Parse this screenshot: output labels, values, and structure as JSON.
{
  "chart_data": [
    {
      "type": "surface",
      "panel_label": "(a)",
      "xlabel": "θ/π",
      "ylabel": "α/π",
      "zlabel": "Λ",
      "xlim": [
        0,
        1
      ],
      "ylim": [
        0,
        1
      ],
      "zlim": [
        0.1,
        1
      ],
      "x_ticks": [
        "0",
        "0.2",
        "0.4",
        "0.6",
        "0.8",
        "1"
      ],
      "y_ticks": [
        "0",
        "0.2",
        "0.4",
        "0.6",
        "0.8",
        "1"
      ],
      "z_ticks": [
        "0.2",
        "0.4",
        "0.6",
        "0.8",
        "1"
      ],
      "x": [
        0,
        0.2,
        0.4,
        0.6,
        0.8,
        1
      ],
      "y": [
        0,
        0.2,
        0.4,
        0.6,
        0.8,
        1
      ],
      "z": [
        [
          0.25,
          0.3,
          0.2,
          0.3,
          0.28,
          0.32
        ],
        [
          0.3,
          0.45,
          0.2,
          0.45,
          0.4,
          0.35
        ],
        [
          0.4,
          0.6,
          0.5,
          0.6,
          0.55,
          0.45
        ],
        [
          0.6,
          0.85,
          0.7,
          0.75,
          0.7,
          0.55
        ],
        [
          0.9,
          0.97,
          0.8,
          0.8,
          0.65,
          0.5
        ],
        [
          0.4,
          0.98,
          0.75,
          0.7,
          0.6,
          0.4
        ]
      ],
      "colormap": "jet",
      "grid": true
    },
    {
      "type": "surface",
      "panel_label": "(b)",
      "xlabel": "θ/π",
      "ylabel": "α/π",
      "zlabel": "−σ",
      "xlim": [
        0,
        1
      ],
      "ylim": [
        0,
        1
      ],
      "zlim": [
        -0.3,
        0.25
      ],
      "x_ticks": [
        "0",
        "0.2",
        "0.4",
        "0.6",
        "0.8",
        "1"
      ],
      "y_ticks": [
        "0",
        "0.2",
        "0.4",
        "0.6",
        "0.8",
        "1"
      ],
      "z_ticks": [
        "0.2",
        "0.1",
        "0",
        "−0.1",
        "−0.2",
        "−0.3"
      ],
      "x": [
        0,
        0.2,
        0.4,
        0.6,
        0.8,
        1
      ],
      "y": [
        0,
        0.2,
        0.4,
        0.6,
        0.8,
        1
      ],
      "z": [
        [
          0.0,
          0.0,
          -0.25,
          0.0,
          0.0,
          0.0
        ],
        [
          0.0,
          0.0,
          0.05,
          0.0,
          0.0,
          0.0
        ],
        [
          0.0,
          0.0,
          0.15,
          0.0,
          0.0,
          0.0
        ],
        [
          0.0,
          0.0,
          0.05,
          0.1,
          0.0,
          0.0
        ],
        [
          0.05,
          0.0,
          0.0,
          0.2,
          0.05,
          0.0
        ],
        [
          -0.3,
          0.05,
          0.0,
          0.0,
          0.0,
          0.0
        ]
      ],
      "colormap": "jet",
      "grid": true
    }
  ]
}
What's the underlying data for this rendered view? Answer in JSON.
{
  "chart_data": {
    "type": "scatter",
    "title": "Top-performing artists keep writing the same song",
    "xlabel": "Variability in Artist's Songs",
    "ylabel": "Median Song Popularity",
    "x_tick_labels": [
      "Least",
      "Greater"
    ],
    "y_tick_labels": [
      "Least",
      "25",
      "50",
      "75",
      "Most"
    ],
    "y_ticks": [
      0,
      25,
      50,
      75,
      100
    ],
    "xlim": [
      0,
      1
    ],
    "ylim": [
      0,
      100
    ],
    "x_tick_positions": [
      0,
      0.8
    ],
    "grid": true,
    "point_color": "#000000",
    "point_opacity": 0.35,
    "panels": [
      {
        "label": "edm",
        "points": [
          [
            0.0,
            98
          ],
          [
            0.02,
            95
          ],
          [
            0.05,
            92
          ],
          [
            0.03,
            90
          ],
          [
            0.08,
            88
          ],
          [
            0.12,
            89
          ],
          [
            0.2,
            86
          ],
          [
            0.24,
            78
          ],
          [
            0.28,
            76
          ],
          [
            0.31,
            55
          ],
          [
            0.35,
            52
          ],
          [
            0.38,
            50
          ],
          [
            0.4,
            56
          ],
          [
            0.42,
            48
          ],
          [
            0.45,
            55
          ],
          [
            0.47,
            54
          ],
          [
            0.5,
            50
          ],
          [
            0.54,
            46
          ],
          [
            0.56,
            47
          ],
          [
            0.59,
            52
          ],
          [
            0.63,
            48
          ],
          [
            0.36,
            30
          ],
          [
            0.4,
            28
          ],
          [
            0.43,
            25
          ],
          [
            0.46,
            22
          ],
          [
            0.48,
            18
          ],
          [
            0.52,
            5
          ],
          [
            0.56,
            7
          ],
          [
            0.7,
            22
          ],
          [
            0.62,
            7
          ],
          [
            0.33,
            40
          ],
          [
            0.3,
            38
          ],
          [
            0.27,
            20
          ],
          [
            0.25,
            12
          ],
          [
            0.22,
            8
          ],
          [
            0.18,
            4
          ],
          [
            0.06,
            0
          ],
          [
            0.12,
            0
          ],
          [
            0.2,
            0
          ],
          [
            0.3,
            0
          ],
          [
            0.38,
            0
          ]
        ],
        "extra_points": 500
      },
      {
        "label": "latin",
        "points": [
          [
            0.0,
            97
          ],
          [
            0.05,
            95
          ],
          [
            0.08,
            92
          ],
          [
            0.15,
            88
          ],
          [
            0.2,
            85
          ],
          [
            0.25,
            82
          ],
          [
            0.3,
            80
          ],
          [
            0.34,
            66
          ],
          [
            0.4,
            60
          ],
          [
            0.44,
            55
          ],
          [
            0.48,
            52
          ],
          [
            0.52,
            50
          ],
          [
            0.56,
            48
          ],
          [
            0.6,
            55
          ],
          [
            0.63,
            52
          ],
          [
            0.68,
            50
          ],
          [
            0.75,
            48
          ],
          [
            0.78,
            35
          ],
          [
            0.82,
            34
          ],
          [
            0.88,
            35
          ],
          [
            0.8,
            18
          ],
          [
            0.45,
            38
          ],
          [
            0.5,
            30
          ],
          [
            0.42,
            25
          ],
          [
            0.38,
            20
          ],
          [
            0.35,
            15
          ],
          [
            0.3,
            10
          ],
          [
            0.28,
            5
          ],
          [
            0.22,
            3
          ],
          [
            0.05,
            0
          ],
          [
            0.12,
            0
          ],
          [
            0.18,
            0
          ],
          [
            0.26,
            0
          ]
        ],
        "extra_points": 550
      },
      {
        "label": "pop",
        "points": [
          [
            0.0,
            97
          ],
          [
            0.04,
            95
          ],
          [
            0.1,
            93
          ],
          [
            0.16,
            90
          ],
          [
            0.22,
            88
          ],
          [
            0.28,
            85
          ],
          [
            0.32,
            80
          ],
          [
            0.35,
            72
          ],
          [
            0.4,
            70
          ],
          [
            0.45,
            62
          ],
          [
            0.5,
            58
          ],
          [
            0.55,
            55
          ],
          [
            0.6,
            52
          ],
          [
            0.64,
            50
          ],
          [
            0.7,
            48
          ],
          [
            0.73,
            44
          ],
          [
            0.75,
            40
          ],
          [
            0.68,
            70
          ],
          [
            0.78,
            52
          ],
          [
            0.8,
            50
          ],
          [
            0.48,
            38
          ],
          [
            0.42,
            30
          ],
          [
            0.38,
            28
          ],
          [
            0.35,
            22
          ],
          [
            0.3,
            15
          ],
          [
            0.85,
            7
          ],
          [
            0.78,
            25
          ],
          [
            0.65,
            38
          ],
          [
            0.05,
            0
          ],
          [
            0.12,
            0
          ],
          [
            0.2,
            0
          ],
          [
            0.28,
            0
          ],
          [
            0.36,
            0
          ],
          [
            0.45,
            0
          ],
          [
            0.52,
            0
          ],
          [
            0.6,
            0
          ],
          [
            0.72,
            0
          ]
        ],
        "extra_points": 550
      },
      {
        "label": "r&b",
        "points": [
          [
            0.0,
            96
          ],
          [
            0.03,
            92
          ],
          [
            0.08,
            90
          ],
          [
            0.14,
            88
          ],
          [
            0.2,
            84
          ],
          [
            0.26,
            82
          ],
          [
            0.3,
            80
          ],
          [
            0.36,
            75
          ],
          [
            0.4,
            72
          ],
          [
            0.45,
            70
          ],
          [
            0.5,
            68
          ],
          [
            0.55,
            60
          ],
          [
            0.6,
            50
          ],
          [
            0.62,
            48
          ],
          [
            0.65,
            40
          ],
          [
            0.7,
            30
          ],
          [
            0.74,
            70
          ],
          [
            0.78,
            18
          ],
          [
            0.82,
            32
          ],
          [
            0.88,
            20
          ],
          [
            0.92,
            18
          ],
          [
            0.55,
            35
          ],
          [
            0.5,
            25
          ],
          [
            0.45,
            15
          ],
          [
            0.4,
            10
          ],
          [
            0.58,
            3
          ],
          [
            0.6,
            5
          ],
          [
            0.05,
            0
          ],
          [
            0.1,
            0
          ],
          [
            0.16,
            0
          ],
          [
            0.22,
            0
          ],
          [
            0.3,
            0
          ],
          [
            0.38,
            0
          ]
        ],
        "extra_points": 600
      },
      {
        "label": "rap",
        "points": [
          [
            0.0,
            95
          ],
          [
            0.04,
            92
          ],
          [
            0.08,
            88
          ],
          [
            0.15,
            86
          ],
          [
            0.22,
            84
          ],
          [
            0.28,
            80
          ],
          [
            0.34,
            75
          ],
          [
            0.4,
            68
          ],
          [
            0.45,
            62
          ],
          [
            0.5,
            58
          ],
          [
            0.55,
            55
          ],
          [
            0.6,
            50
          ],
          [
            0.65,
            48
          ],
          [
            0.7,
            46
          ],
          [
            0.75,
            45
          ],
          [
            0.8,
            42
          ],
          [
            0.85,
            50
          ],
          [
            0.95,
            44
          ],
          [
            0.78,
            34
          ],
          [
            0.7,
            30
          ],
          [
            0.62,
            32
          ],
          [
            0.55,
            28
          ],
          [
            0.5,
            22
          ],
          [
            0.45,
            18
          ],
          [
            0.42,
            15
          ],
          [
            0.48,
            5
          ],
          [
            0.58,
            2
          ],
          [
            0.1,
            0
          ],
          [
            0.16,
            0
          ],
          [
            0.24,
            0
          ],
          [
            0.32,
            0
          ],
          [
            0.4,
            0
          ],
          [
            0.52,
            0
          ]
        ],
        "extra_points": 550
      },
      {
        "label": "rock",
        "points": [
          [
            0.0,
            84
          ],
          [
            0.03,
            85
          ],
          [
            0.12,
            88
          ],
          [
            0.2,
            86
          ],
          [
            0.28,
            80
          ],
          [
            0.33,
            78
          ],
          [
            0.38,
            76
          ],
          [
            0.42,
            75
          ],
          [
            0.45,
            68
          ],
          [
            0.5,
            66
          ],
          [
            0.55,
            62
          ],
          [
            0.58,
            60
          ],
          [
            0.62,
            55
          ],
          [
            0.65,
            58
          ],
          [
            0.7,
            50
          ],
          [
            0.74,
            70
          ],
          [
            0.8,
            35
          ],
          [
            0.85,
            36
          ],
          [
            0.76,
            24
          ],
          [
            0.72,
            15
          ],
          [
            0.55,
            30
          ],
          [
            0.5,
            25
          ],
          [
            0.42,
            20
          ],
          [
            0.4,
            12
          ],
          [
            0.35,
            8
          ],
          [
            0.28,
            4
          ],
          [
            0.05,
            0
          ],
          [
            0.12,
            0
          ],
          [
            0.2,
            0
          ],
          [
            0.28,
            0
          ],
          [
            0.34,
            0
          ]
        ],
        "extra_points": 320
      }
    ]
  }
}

__________________________________________________

What you need to do:
Using the listing above, locate the lines that hold "this" and copy each one.

Exercise solution:
Parse this screenshot: output labels, values, and structure as JSON.
What's the underlying data for this rendered view? Answer in JSON.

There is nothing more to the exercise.